Records to use
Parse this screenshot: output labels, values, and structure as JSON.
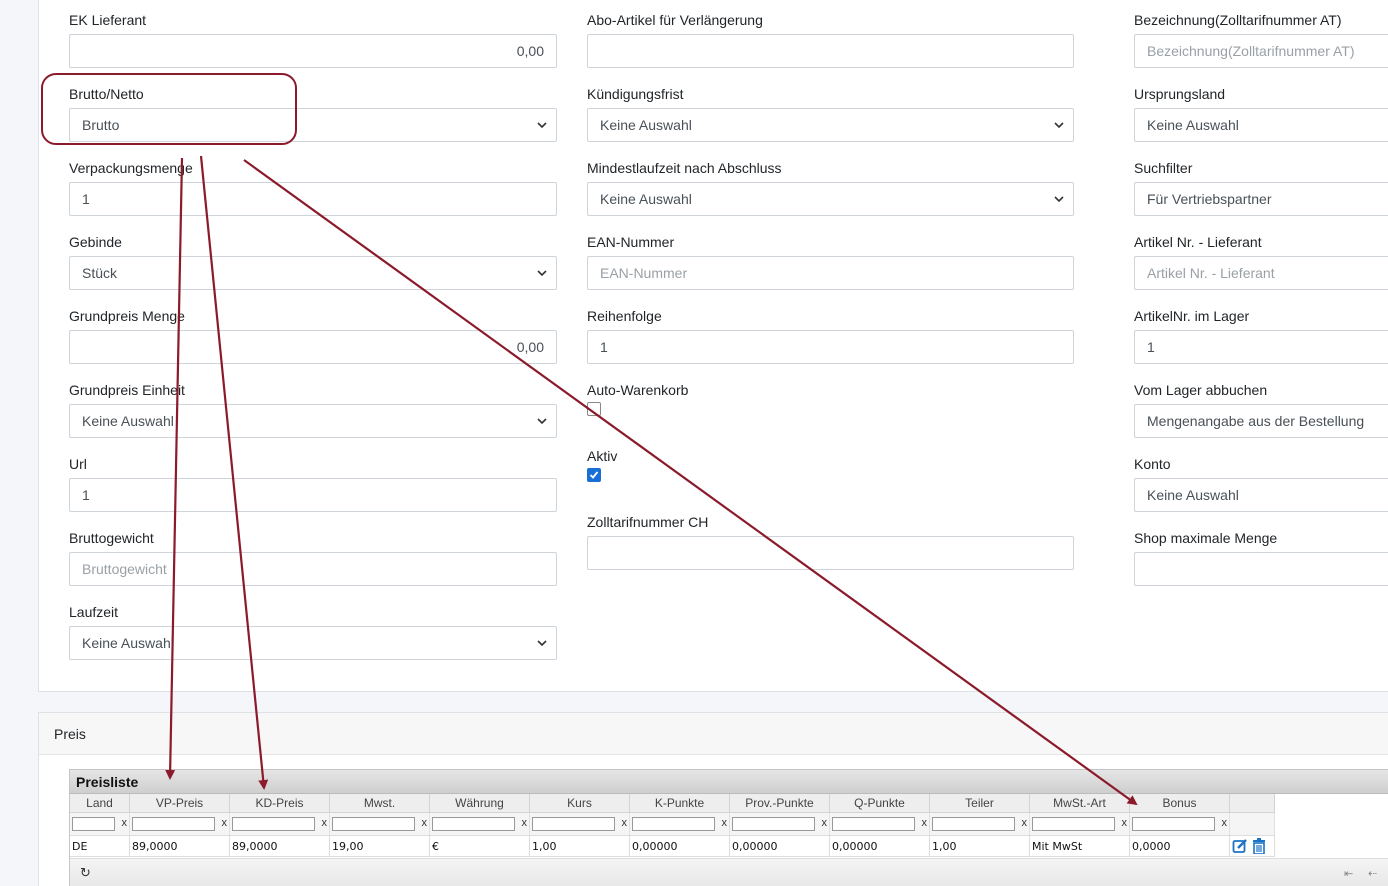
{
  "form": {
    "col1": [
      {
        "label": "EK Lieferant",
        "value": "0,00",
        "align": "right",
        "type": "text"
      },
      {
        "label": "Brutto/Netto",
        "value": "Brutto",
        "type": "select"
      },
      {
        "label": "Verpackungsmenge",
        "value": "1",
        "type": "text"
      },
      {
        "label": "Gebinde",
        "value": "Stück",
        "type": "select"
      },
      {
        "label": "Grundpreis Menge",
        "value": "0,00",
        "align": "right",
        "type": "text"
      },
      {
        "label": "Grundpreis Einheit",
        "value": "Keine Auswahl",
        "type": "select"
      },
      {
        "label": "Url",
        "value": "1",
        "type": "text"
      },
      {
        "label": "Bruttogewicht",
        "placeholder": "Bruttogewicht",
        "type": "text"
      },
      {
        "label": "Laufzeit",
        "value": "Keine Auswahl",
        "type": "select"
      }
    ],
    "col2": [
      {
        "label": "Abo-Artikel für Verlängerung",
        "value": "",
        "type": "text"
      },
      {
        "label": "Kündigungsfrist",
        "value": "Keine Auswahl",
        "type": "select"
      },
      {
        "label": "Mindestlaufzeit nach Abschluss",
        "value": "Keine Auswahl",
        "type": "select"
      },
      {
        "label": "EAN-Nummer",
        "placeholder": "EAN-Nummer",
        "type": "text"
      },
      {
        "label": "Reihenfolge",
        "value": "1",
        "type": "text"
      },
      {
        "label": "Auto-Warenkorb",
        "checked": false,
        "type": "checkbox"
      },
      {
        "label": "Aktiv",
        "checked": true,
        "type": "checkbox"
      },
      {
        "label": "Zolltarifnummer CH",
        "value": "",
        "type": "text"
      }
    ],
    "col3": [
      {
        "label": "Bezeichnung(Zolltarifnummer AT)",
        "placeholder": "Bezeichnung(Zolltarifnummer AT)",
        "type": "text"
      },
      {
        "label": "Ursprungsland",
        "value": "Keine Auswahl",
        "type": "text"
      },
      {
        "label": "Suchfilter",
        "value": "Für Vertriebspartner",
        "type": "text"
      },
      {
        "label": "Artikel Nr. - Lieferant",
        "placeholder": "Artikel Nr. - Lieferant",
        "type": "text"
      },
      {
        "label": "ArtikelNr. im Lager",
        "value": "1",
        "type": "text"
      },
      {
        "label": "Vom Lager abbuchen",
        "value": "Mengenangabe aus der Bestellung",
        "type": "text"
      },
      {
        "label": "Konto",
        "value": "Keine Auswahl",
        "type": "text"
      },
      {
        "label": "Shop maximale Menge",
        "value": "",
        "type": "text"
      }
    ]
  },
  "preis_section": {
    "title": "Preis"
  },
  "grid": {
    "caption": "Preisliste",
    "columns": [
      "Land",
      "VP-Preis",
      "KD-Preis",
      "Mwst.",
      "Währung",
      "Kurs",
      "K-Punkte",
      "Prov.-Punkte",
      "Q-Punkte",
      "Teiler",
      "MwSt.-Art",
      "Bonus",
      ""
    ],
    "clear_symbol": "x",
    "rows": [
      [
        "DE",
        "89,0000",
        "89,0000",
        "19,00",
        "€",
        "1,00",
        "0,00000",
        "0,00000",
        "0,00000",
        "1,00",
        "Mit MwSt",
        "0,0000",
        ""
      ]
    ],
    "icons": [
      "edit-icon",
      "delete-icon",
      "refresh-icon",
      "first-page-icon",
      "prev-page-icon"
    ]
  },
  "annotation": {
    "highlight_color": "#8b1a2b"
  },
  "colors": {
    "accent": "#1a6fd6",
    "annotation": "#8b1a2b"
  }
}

Written problem
Omit the pictures and restate the rest of the records verbatim.

Result of the exercise
Parse this screenshot: output labels, values, and structure as JSON.
{
  "form": {
    "col1": [
      {
        "label": "EK Lieferant",
        "value": "0,00",
        "align": "right",
        "type": "text"
      },
      {
        "label": "Brutto/Netto",
        "value": "Brutto",
        "type": "select"
      },
      {
        "label": "Verpackungsmenge",
        "value": "1",
        "type": "text"
      },
      {
        "label": "Gebinde",
        "value": "Stück",
        "type": "select"
      },
      {
        "label": "Grundpreis Menge",
        "value": "0,00",
        "align": "right",
        "type": "text"
      },
      {
        "label": "Grundpreis Einheit",
        "value": "Keine Auswahl",
        "type": "select"
      },
      {
        "label": "Url",
        "value": "1",
        "type": "text"
      },
      {
        "label": "Bruttogewicht",
        "placeholder": "Bruttogewicht",
        "type": "text"
      },
      {
        "label": "Laufzeit",
        "value": "Keine Auswahl",
        "type": "select"
      }
    ],
    "col2": [
      {
        "label": "Abo-Artikel für Verlängerung",
        "value": "",
        "type": "text"
      },
      {
        "label": "Kündigungsfrist",
        "value": "Keine Auswahl",
        "type": "select"
      },
      {
        "label": "Mindestlaufzeit nach Abschluss",
        "value": "Keine Auswahl",
        "type": "select"
      },
      {
        "label": "EAN-Nummer",
        "placeholder": "EAN-Nummer",
        "type": "text"
      },
      {
        "label": "Reihenfolge",
        "value": "1",
        "type": "text"
      },
      {
        "label": "Auto-Warenkorb",
        "checked": false,
        "type": "checkbox"
      },
      {
        "label": "Aktiv",
        "checked": true,
        "type": "checkbox"
      },
      {
        "label": "Zolltarifnummer CH",
        "value": "",
        "type": "text"
      }
    ],
    "col3": [
      {
        "label": "Bezeichnung(Zolltarifnummer AT)",
        "placeholder": "Bezeichnung(Zolltarifnummer AT)",
        "type": "text"
      },
      {
        "label": "Ursprungsland",
        "value": "Keine Auswahl",
        "type": "text"
      },
      {
        "label": "Suchfilter",
        "value": "Für Vertriebspartner",
        "type": "text"
      },
      {
        "label": "Artikel Nr. - Lieferant",
        "placeholder": "Artikel Nr. - Lieferant",
        "type": "text"
      },
      {
        "label": "ArtikelNr. im Lager",
        "value": "1",
        "type": "text"
      },
      {
        "label": "Vom Lager abbuchen",
        "value": "Mengenangabe aus der Bestellung",
        "type": "text"
      },
      {
        "label": "Konto",
        "value": "Keine Auswahl",
        "type": "text"
      },
      {
        "label": "Shop maximale Menge",
        "value": "",
        "type": "text"
      }
    ]
  },
  "preis_section": {
    "title": "Preis"
  },
  "grid": {
    "caption": "Preisliste",
    "columns": [
      "Land",
      "VP-Preis",
      "KD-Preis",
      "Mwst.",
      "Währung",
      "Kurs",
      "K-Punkte",
      "Prov.-Punkte",
      "Q-Punkte",
      "Teiler",
      "MwSt.-Art",
      "Bonus",
      ""
    ],
    "clear_symbol": "x",
    "rows": [
      [
        "DE",
        "89,0000",
        "89,0000",
        "19,00",
        "€",
        "1,00",
        "0,00000",
        "0,00000",
        "0,00000",
        "1,00",
        "Mit MwSt",
        "0,0000",
        ""
      ]
    ],
    "icons": [
      "edit-icon",
      "delete-icon",
      "refresh-icon",
      "first-page-icon",
      "prev-page-icon"
    ]
  },
  "annotation": {
    "highlight_color": "#8b1a2b"
  },
  "colors": {
    "accent": "#1a6fd6",
    "annotation": "#8b1a2b"
  }
}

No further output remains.